Task: Retype all material exactly. Pictures stay out of the copy.

Records:
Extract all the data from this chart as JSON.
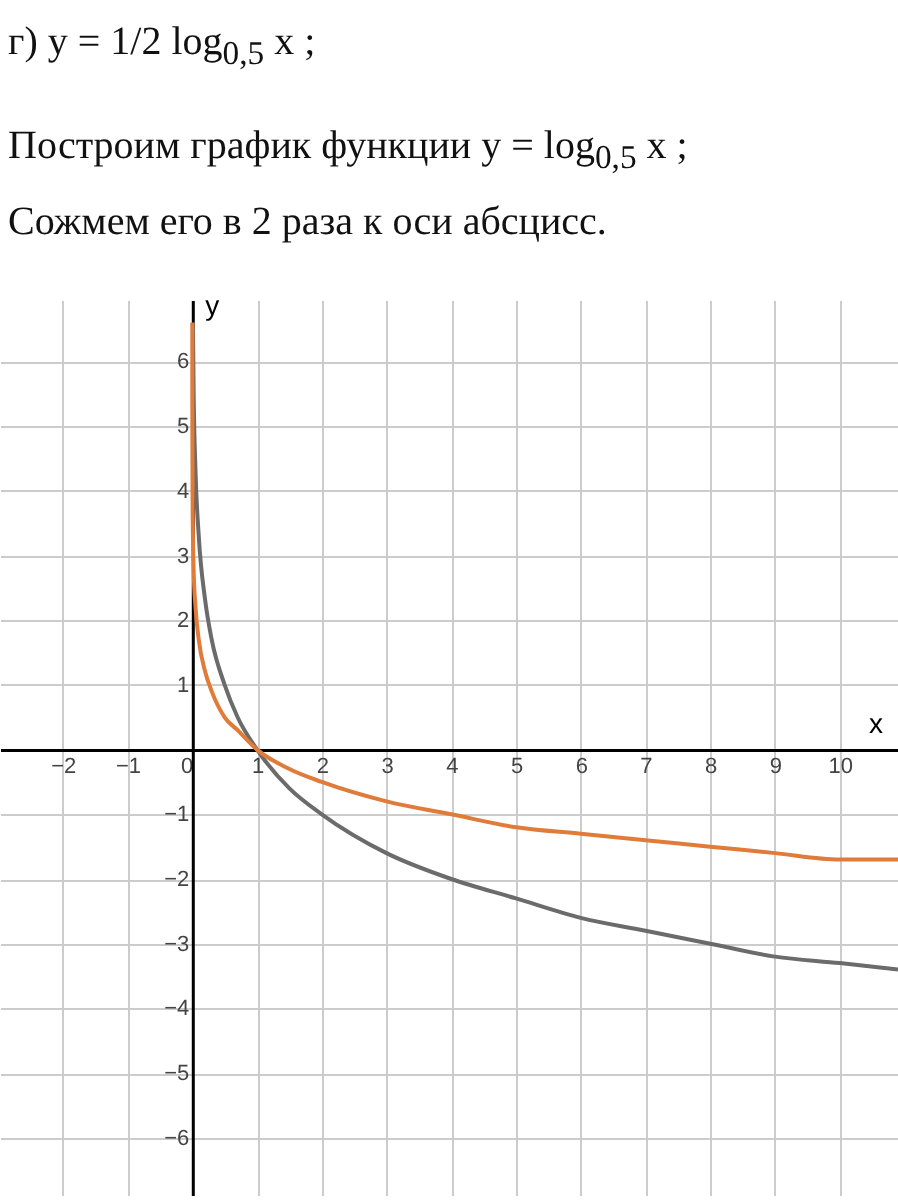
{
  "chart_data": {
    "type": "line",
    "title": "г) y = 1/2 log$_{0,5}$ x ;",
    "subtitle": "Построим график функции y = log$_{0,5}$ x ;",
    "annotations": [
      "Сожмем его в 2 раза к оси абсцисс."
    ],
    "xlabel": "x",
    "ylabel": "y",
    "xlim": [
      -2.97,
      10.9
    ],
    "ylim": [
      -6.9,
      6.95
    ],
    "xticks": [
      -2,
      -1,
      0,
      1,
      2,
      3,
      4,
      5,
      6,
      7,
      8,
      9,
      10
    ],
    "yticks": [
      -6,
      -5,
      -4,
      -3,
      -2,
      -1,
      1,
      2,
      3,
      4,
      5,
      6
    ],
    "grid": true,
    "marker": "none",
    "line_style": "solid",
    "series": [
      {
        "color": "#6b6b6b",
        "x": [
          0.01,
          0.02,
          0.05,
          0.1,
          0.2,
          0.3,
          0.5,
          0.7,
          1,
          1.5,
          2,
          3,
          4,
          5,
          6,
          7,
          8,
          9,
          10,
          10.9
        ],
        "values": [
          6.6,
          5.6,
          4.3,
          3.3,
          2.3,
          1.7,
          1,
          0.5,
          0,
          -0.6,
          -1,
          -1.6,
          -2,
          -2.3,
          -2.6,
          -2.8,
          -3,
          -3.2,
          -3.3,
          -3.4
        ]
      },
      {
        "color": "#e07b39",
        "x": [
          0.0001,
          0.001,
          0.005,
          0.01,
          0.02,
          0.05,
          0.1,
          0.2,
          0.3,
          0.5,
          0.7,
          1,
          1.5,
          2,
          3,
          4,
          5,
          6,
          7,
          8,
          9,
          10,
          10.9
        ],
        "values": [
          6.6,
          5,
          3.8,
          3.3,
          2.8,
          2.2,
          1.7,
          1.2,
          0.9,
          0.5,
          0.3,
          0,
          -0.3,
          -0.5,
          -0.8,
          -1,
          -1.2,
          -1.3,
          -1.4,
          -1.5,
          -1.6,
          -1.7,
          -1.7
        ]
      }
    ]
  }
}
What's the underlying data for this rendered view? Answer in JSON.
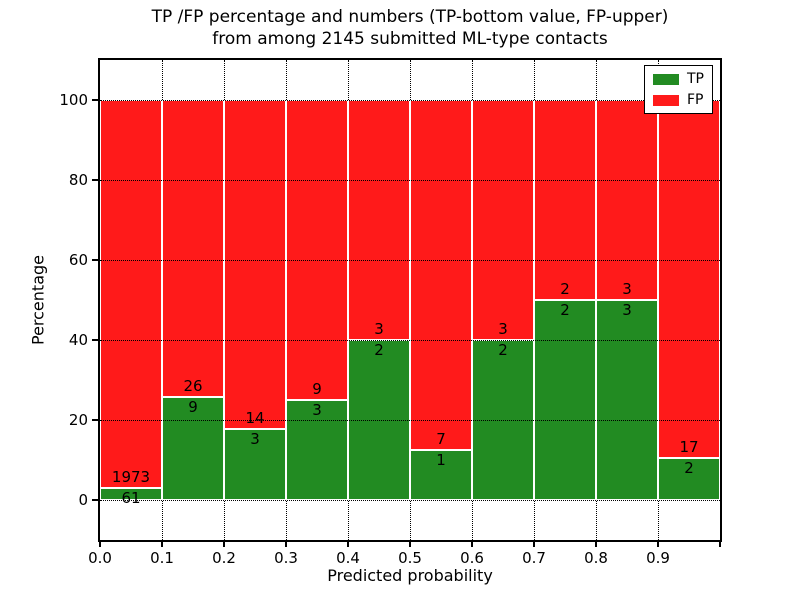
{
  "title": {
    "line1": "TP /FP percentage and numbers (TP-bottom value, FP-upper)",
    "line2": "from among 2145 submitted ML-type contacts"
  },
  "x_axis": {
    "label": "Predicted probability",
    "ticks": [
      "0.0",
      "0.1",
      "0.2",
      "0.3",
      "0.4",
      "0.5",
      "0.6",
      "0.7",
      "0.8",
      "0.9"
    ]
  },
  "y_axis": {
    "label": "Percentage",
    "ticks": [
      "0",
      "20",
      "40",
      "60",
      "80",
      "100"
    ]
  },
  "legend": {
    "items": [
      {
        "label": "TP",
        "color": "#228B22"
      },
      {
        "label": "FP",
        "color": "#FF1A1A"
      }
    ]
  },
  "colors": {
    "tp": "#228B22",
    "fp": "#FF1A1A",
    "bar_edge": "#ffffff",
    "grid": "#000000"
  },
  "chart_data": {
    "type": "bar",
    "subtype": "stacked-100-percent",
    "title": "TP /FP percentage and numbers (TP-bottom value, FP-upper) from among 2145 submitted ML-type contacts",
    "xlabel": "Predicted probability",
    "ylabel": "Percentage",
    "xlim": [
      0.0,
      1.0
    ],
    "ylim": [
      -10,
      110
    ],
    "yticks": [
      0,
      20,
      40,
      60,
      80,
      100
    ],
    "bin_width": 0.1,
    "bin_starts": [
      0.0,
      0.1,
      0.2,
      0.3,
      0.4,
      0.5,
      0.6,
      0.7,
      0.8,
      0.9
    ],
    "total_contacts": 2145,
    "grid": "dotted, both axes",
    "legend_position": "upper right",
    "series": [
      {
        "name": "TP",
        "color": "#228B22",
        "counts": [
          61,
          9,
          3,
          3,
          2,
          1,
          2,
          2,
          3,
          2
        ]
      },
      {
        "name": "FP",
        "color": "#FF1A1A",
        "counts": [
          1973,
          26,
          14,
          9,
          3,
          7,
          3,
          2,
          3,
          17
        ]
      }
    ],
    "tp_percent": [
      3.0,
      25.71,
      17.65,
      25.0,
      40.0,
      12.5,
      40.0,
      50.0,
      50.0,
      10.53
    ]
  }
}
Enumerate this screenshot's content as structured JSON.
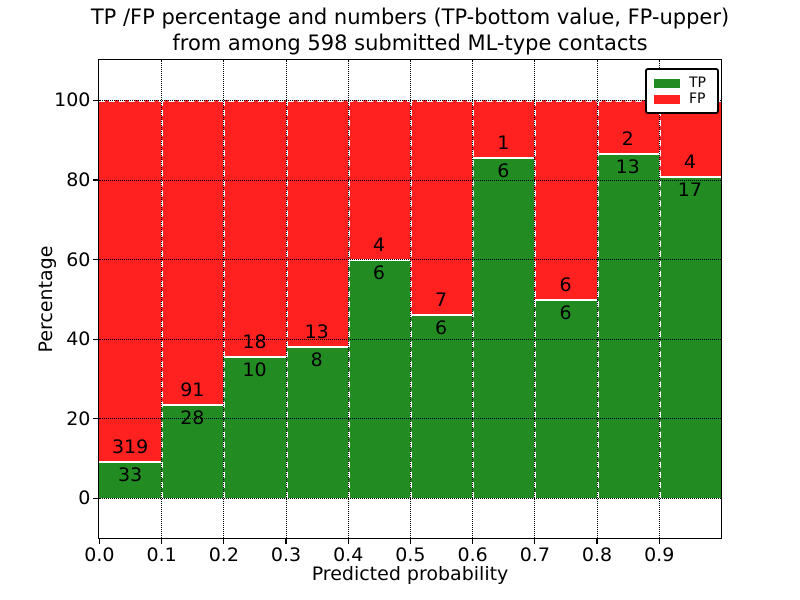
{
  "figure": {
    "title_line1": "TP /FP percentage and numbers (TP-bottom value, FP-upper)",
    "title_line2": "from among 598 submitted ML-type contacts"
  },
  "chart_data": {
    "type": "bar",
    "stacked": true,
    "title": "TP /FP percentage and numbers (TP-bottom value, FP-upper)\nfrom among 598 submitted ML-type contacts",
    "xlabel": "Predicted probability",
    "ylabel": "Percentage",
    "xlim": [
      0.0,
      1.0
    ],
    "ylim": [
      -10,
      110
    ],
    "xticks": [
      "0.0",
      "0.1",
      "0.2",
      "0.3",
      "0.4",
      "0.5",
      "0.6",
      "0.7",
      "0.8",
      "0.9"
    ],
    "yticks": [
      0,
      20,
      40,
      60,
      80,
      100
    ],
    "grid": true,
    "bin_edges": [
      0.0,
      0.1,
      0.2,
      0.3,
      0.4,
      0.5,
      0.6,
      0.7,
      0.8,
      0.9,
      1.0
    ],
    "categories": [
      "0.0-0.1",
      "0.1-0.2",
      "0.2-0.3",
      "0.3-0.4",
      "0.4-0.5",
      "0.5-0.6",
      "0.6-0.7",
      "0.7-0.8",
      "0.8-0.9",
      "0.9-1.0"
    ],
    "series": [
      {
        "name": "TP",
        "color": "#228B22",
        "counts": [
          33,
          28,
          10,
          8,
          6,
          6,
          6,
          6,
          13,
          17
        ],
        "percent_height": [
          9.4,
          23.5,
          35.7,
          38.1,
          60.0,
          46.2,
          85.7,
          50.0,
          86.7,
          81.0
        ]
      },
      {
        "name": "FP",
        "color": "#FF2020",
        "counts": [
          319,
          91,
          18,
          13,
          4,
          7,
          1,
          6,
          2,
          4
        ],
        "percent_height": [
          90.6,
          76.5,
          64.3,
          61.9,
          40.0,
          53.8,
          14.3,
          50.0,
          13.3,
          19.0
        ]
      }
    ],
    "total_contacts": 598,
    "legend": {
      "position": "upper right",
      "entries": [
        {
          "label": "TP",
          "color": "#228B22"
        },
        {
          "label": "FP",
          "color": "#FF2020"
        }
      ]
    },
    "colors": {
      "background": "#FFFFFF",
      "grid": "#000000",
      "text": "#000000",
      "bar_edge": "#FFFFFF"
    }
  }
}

Reply to the exercise:
Extract all the data from this chart as JSON.
{
  "chart_data": {
    "type": "line",
    "title": "г) y = 1/2 log$_{0,5}$ x ;",
    "subtitle": "Построим график функции y = log$_{0,5}$ x ;",
    "annotations": [
      "Сожмем его в 2 раза к оси абсцисс."
    ],
    "xlabel": "x",
    "ylabel": "y",
    "xlim": [
      -2.97,
      10.9
    ],
    "ylim": [
      -6.9,
      6.95
    ],
    "xticks": [
      -2,
      -1,
      0,
      1,
      2,
      3,
      4,
      5,
      6,
      7,
      8,
      9,
      10
    ],
    "yticks": [
      -6,
      -5,
      -4,
      -3,
      -2,
      -1,
      1,
      2,
      3,
      4,
      5,
      6
    ],
    "grid": true,
    "marker": "none",
    "line_style": "solid",
    "series": [
      {
        "color": "#6b6b6b",
        "x": [
          0.01,
          0.02,
          0.05,
          0.1,
          0.2,
          0.3,
          0.5,
          0.7,
          1,
          1.5,
          2,
          3,
          4,
          5,
          6,
          7,
          8,
          9,
          10,
          10.9
        ],
        "values": [
          6.6,
          5.6,
          4.3,
          3.3,
          2.3,
          1.7,
          1,
          0.5,
          0,
          -0.6,
          -1,
          -1.6,
          -2,
          -2.3,
          -2.6,
          -2.8,
          -3,
          -3.2,
          -3.3,
          -3.4
        ]
      },
      {
        "color": "#e07b39",
        "x": [
          0.0001,
          0.001,
          0.005,
          0.01,
          0.02,
          0.05,
          0.1,
          0.2,
          0.3,
          0.5,
          0.7,
          1,
          1.5,
          2,
          3,
          4,
          5,
          6,
          7,
          8,
          9,
          10,
          10.9
        ],
        "values": [
          6.6,
          5,
          3.8,
          3.3,
          2.8,
          2.2,
          1.7,
          1.2,
          0.9,
          0.5,
          0.3,
          0,
          -0.3,
          -0.5,
          -0.8,
          -1,
          -1.2,
          -1.3,
          -1.4,
          -1.5,
          -1.6,
          -1.7,
          -1.7
        ]
      }
    ]
  }
}
What's the underlying data for this rendered view? Answer in JSON.
{
  "title": {
    "line1": "TP /FP percentage and numbers (TP-bottom value, FP-upper)",
    "line2": "from among 2145 submitted ML-type contacts"
  },
  "x_axis": {
    "label": "Predicted probability",
    "ticks": [
      "0.0",
      "0.1",
      "0.2",
      "0.3",
      "0.4",
      "0.5",
      "0.6",
      "0.7",
      "0.8",
      "0.9"
    ]
  },
  "y_axis": {
    "label": "Percentage",
    "ticks": [
      "0",
      "20",
      "40",
      "60",
      "80",
      "100"
    ]
  },
  "legend": {
    "items": [
      {
        "label": "TP",
        "color": "#228B22"
      },
      {
        "label": "FP",
        "color": "#FF1A1A"
      }
    ]
  },
  "colors": {
    "tp": "#228B22",
    "fp": "#FF1A1A",
    "bar_edge": "#ffffff",
    "grid": "#000000"
  },
  "chart_data": {
    "type": "bar",
    "subtype": "stacked-100-percent",
    "title": "TP /FP percentage and numbers (TP-bottom value, FP-upper) from among 2145 submitted ML-type contacts",
    "xlabel": "Predicted probability",
    "ylabel": "Percentage",
    "xlim": [
      0.0,
      1.0
    ],
    "ylim": [
      -10,
      110
    ],
    "yticks": [
      0,
      20,
      40,
      60,
      80,
      100
    ],
    "bin_width": 0.1,
    "bin_starts": [
      0.0,
      0.1,
      0.2,
      0.3,
      0.4,
      0.5,
      0.6,
      0.7,
      0.8,
      0.9
    ],
    "total_contacts": 2145,
    "grid": "dotted, both axes",
    "legend_position": "upper right",
    "series": [
      {
        "name": "TP",
        "color": "#228B22",
        "counts": [
          61,
          9,
          3,
          3,
          2,
          1,
          2,
          2,
          3,
          2
        ]
      },
      {
        "name": "FP",
        "color": "#FF1A1A",
        "counts": [
          1973,
          26,
          14,
          9,
          3,
          7,
          3,
          2,
          3,
          17
        ]
      }
    ],
    "tp_percent": [
      3.0,
      25.71,
      17.65,
      25.0,
      40.0,
      12.5,
      40.0,
      50.0,
      50.0,
      10.53
    ]
  }
}
Enumerate this screenshot's content as structured JSON.
{
  "figure": {
    "title_line1": "TP /FP percentage and numbers (TP-bottom value, FP-upper)",
    "title_line2": "from among 598 submitted ML-type contacts"
  },
  "chart_data": {
    "type": "bar",
    "stacked": true,
    "title": "TP /FP percentage and numbers (TP-bottom value, FP-upper)\nfrom among 598 submitted ML-type contacts",
    "xlabel": "Predicted probability",
    "ylabel": "Percentage",
    "xlim": [
      0.0,
      1.0
    ],
    "ylim": [
      -10,
      110
    ],
    "xticks": [
      "0.0",
      "0.1",
      "0.2",
      "0.3",
      "0.4",
      "0.5",
      "0.6",
      "0.7",
      "0.8",
      "0.9"
    ],
    "yticks": [
      0,
      20,
      40,
      60,
      80,
      100
    ],
    "grid": true,
    "bin_edges": [
      0.0,
      0.1,
      0.2,
      0.3,
      0.4,
      0.5,
      0.6,
      0.7,
      0.8,
      0.9,
      1.0
    ],
    "categories": [
      "0.0-0.1",
      "0.1-0.2",
      "0.2-0.3",
      "0.3-0.4",
      "0.4-0.5",
      "0.5-0.6",
      "0.6-0.7",
      "0.7-0.8",
      "0.8-0.9",
      "0.9-1.0"
    ],
    "series": [
      {
        "name": "TP",
        "color": "#228B22",
        "counts": [
          33,
          28,
          10,
          8,
          6,
          6,
          6,
          6,
          13,
          17
        ],
        "percent_height": [
          9.4,
          23.5,
          35.7,
          38.1,
          60.0,
          46.2,
          85.7,
          50.0,
          86.7,
          81.0
        ]
      },
      {
        "name": "FP",
        "color": "#FF2020",
        "counts": [
          319,
          91,
          18,
          13,
          4,
          7,
          1,
          6,
          2,
          4
        ],
        "percent_height": [
          90.6,
          76.5,
          64.3,
          61.9,
          40.0,
          53.8,
          14.3,
          50.0,
          13.3,
          19.0
        ]
      }
    ],
    "total_contacts": 598,
    "legend": {
      "position": "upper right",
      "entries": [
        {
          "label": "TP",
          "color": "#228B22"
        },
        {
          "label": "FP",
          "color": "#FF2020"
        }
      ]
    },
    "colors": {
      "background": "#FFFFFF",
      "grid": "#000000",
      "text": "#000000",
      "bar_edge": "#FFFFFF"
    }
  }
}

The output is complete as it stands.